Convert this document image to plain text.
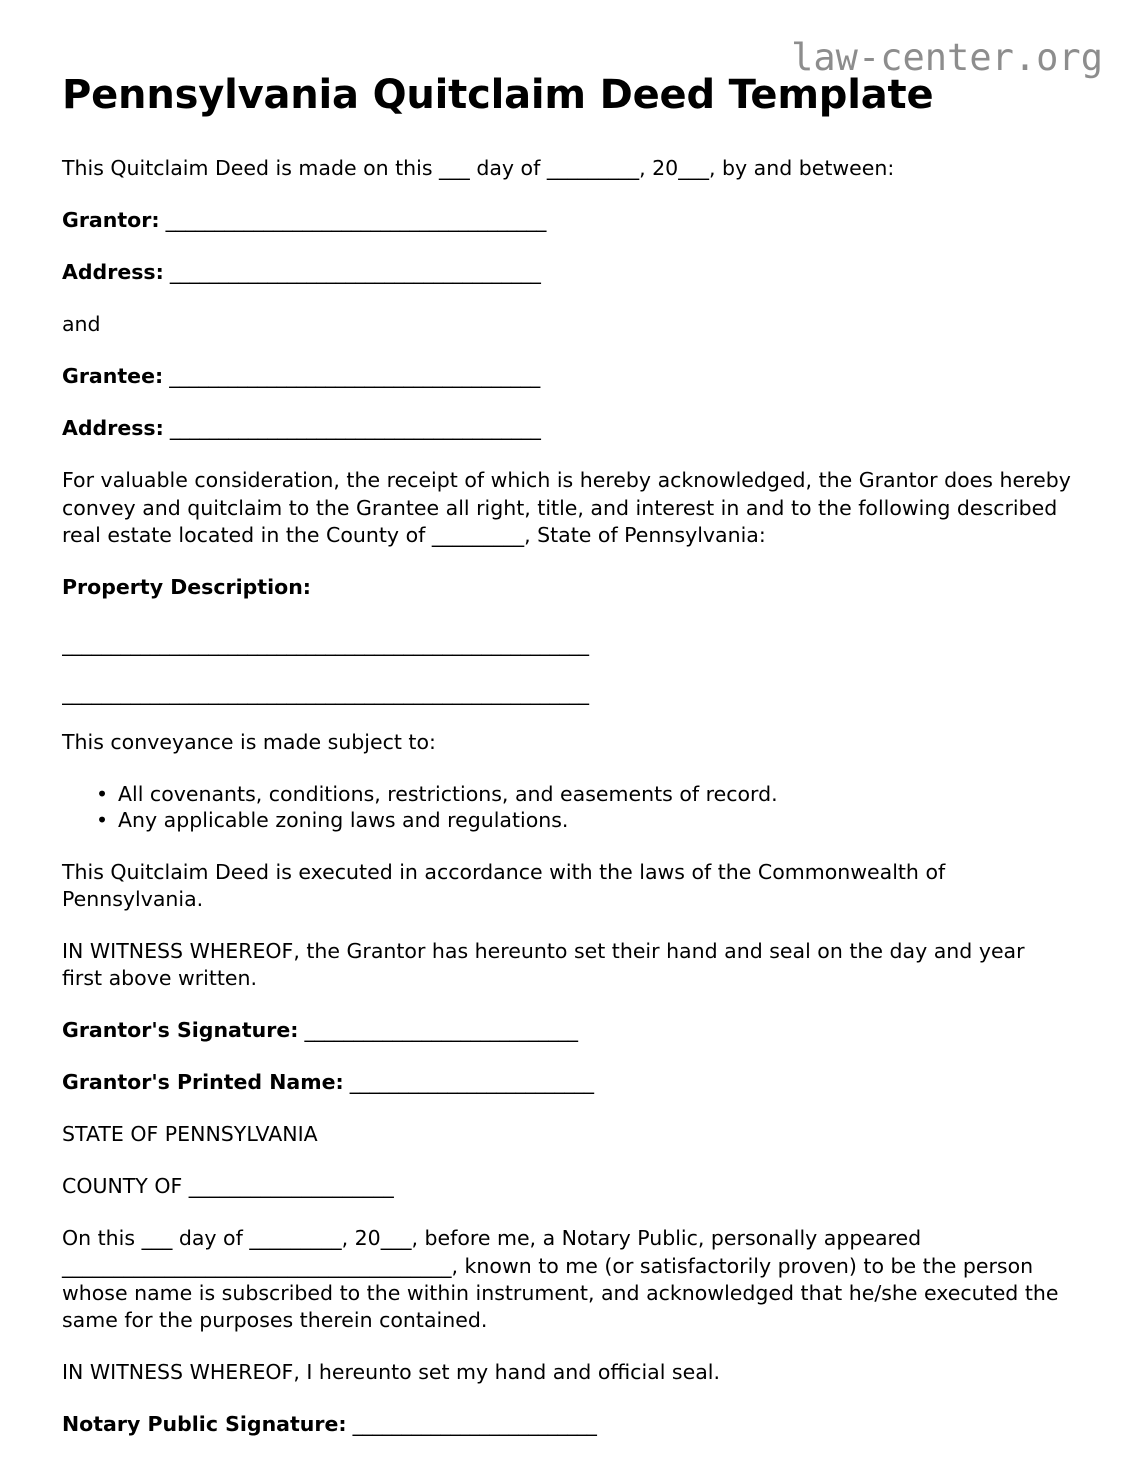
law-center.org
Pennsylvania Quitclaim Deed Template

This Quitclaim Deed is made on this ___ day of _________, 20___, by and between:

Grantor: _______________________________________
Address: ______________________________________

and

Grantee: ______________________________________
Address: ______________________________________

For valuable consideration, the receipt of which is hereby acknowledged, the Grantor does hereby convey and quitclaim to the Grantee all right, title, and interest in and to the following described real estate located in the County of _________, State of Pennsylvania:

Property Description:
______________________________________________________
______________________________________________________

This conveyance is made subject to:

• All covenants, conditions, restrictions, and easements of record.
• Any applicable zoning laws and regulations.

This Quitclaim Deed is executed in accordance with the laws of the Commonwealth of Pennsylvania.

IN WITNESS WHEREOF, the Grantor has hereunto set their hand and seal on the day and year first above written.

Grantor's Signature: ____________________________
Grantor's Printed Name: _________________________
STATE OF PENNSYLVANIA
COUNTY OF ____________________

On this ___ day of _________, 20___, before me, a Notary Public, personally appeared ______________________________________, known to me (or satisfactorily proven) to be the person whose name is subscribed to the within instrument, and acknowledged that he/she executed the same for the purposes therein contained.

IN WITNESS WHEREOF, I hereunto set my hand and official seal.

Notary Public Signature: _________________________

-=-=-

Requirements
Omit every image. Quote each record exactly.

Finished answer
Convert this document image to plain text.
law-center.org
Pennsylvania Quitclaim Deed Template

This Quitclaim Deed is made on this ___ day of _________, 20___, by and between:

Grantor: _______________________________________
Address: ______________________________________

and

Grantee: ______________________________________
Address: ______________________________________

For valuable consideration, the receipt of which is hereby acknowledged, the Grantor does hereby convey and quitclaim to the Grantee all right, title, and interest in and to the following described real estate located in the County of _________, State of Pennsylvania:

Property Description:
______________________________________________________
______________________________________________________

This conveyance is made subject to:

• All covenants, conditions, restrictions, and easements of record.
• Any applicable zoning laws and regulations.

This Quitclaim Deed is executed in accordance with the laws of the Commonwealth of Pennsylvania.

IN WITNESS WHEREOF, the Grantor has hereunto set their hand and seal on the day and year first above written.

Grantor's Signature: ____________________________
Grantor's Printed Name: _________________________
STATE OF PENNSYLVANIA
COUNTY OF ____________________

On this ___ day of _________, 20___, before me, a Notary Public, personally appeared ______________________________________, known to me (or satisfactorily proven) to be the person whose name is subscribed to the within instrument, and acknowledged that he/she executed the same for the purposes therein contained.

IN WITNESS WHEREOF, I hereunto set my hand and official seal.

Notary Public Signature: _________________________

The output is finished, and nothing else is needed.